## Prompt
Extract every entry word for word. Skip the pictures.

[Items listed in a dataset]
____________

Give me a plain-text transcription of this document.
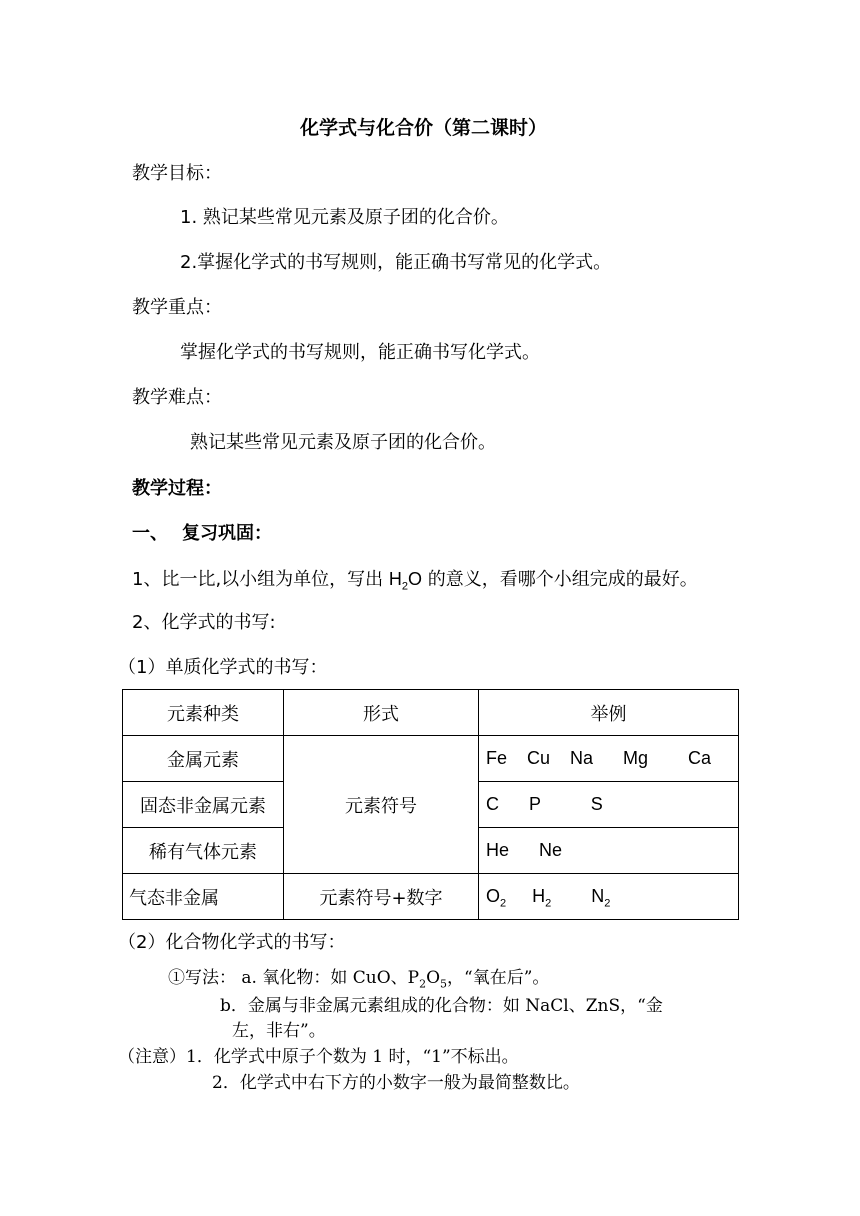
化学式与化合价（第二课时）
教学目标：
1. 熟记某些常见元素及原子团的化合价。
2.掌握化学式的书写规则，能正确书写常见的化学式。
教学重点：
掌握化学式的书写规则，能正确书写化学式。
教学难点：
熟记某些常见元素及原子团的化合价。
教学过程：
一、 复习巩固：
1、比一比,以小组为单位，写出 $H_2O$ 的意义，看哪个小组完成的最好。
2、化学式的书写:
（1）单质化学式的书写：
元素种类	形式	举例
金属元素	元素符号	Fe    Cu    Na      Mg        Ca
固态非金属元素		C      P          S
稀有气体元素		He      Ne
气态非金属	元素符号+数字	$O_2$ $H_2$ $N_2$
（2）化合物化学式的书写：
①写法： a. 氧化物：如 CuO、$P_2O_5$，“氧在后”。
b．金属与非金属元素组成的化合物：如 NaCl、ZnS，“金
左，非右”。
（注意）1．化学式中原子个数为 1 时，“1”不标出。
2．化学式中右下方的小数字一般为最简整数比。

____________

## Right answer
Give me a plain-text transcription of this document.
化学式与化合价（第二课时）
教学目标：
1. 熟记某些常见元素及原子团的化合价。
2.掌握化学式的书写规则，能正确书写常见的化学式。
教学重点：
掌握化学式的书写规则，能正确书写化学式。
教学难点：
熟记某些常见元素及原子团的化合价。
教学过程：
一、 复习巩固：
1、比一比,以小组为单位，写出 $H_2O$ 的意义，看哪个小组完成的最好。
2、化学式的书写:
（1）单质化学式的书写：
元素种类	形式	举例
金属元素	元素符号	Fe    Cu    Na      Mg        Ca
固态非金属元素		C      P          S
稀有气体元素		He      Ne
气态非金属	元素符号+数字	$O_2$ $H_2$ $N_2$
（2）化合物化学式的书写：
①写法： a. 氧化物：如 CuO、$P_2O_5$，“氧在后”。
b．金属与非金属元素组成的化合物：如 NaCl、ZnS，“金
左，非右”。
（注意）1．化学式中原子个数为 1 时，“1”不标出。
2．化学式中右下方的小数字一般为最简整数比。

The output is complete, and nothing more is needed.